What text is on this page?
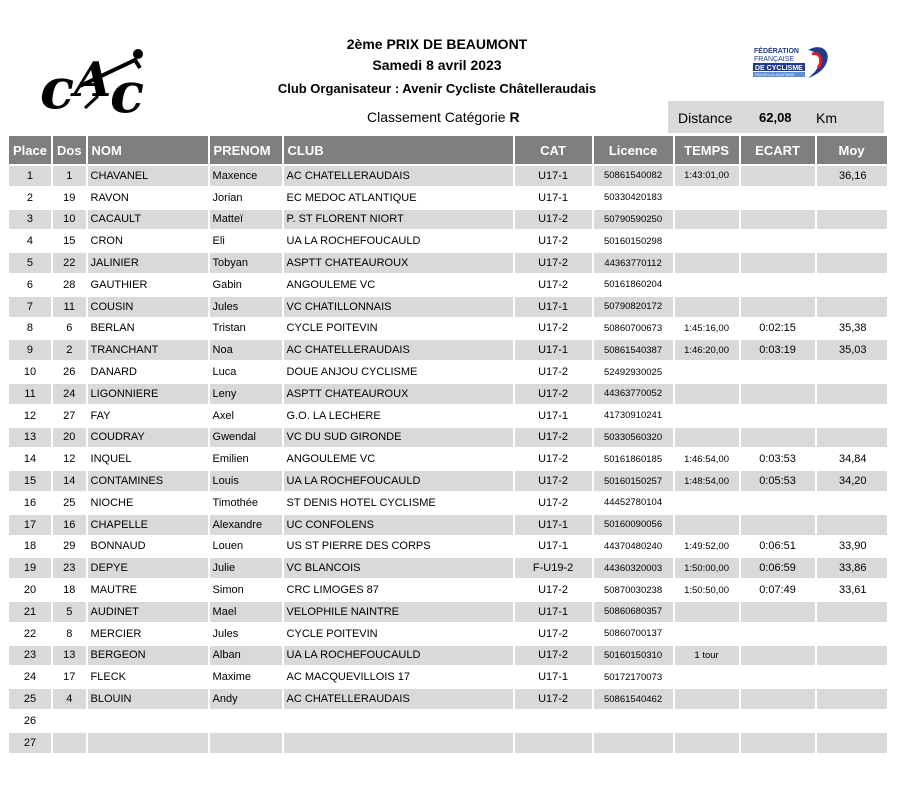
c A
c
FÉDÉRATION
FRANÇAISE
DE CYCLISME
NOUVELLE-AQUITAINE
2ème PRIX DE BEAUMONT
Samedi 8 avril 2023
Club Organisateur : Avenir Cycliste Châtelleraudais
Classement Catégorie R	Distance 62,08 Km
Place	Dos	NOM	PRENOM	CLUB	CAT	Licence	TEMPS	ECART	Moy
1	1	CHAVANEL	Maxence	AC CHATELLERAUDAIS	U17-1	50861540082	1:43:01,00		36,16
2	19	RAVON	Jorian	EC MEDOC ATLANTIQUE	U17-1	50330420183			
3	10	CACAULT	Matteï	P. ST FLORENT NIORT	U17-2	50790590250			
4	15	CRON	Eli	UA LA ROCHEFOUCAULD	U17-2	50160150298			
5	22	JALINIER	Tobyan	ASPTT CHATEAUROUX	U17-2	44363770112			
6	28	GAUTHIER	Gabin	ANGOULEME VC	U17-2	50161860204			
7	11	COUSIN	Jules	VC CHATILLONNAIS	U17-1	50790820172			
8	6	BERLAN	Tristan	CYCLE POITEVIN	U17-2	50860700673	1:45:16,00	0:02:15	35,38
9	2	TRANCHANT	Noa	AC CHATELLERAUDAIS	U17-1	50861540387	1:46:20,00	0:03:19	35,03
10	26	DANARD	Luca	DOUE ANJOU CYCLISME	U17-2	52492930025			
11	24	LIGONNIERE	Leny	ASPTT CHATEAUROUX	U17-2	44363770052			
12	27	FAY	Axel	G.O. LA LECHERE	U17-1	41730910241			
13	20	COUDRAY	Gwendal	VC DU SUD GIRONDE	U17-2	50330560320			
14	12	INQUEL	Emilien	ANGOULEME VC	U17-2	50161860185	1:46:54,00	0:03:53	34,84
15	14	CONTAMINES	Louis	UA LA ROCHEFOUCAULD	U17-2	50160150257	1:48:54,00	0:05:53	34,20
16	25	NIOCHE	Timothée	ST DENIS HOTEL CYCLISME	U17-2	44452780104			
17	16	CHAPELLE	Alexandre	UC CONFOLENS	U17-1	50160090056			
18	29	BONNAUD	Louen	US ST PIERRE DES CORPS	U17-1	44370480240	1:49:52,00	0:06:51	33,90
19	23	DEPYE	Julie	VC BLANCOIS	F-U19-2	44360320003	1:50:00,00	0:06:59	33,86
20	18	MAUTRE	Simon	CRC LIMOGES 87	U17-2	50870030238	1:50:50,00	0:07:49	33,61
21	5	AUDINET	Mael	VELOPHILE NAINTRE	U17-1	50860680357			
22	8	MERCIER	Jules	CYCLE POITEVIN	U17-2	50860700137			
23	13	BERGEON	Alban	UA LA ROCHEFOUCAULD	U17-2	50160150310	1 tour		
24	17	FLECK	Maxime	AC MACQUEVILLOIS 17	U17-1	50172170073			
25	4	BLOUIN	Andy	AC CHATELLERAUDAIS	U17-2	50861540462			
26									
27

Set problem
Quote the preceding records in their entirety, excluding every picture.

Exercise output
What text is on this page?
c A
c
FÉDÉRATION
FRANÇAISE
DE CYCLISME
NOUVELLE-AQUITAINE
2ème PRIX DE BEAUMONT
Samedi 8 avril 2023
Club Organisateur : Avenir Cycliste Châtelleraudais
Classement Catégorie R	Distance 62,08 Km
Place	Dos	NOM	PRENOM	CLUB	CAT	Licence	TEMPS	ECART	Moy
1	1	CHAVANEL	Maxence	AC CHATELLERAUDAIS	U17-1	50861540082	1:43:01,00		36,16
2	19	RAVON	Jorian	EC MEDOC ATLANTIQUE	U17-1	50330420183			
3	10	CACAULT	Matteï	P. ST FLORENT NIORT	U17-2	50790590250			
4	15	CRON	Eli	UA LA ROCHEFOUCAULD	U17-2	50160150298			
5	22	JALINIER	Tobyan	ASPTT CHATEAUROUX	U17-2	44363770112			
6	28	GAUTHIER	Gabin	ANGOULEME VC	U17-2	50161860204			
7	11	COUSIN	Jules	VC CHATILLONNAIS	U17-1	50790820172			
8	6	BERLAN	Tristan	CYCLE POITEVIN	U17-2	50860700673	1:45:16,00	0:02:15	35,38
9	2	TRANCHANT	Noa	AC CHATELLERAUDAIS	U17-1	50861540387	1:46:20,00	0:03:19	35,03
10	26	DANARD	Luca	DOUE ANJOU CYCLISME	U17-2	52492930025			
11	24	LIGONNIERE	Leny	ASPTT CHATEAUROUX	U17-2	44363770052			
12	27	FAY	Axel	G.O. LA LECHERE	U17-1	41730910241			
13	20	COUDRAY	Gwendal	VC DU SUD GIRONDE	U17-2	50330560320			
14	12	INQUEL	Emilien	ANGOULEME VC	U17-2	50161860185	1:46:54,00	0:03:53	34,84
15	14	CONTAMINES	Louis	UA LA ROCHEFOUCAULD	U17-2	50160150257	1:48:54,00	0:05:53	34,20
16	25	NIOCHE	Timothée	ST DENIS HOTEL CYCLISME	U17-2	44452780104			
17	16	CHAPELLE	Alexandre	UC CONFOLENS	U17-1	50160090056			
18	29	BONNAUD	Louen	US ST PIERRE DES CORPS	U17-1	44370480240	1:49:52,00	0:06:51	33,90
19	23	DEPYE	Julie	VC BLANCOIS	F-U19-2	44360320003	1:50:00,00	0:06:59	33,86
20	18	MAUTRE	Simon	CRC LIMOGES 87	U17-2	50870030238	1:50:50,00	0:07:49	33,61
21	5	AUDINET	Mael	VELOPHILE NAINTRE	U17-1	50860680357			
22	8	MERCIER	Jules	CYCLE POITEVIN	U17-2	50860700137			
23	13	BERGEON	Alban	UA LA ROCHEFOUCAULD	U17-2	50160150310	1 tour		
24	17	FLECK	Maxime	AC MACQUEVILLOIS 17	U17-1	50172170073			
25	4	BLOUIN	Andy	AC CHATELLERAUDAIS	U17-2	50861540462			
26									
27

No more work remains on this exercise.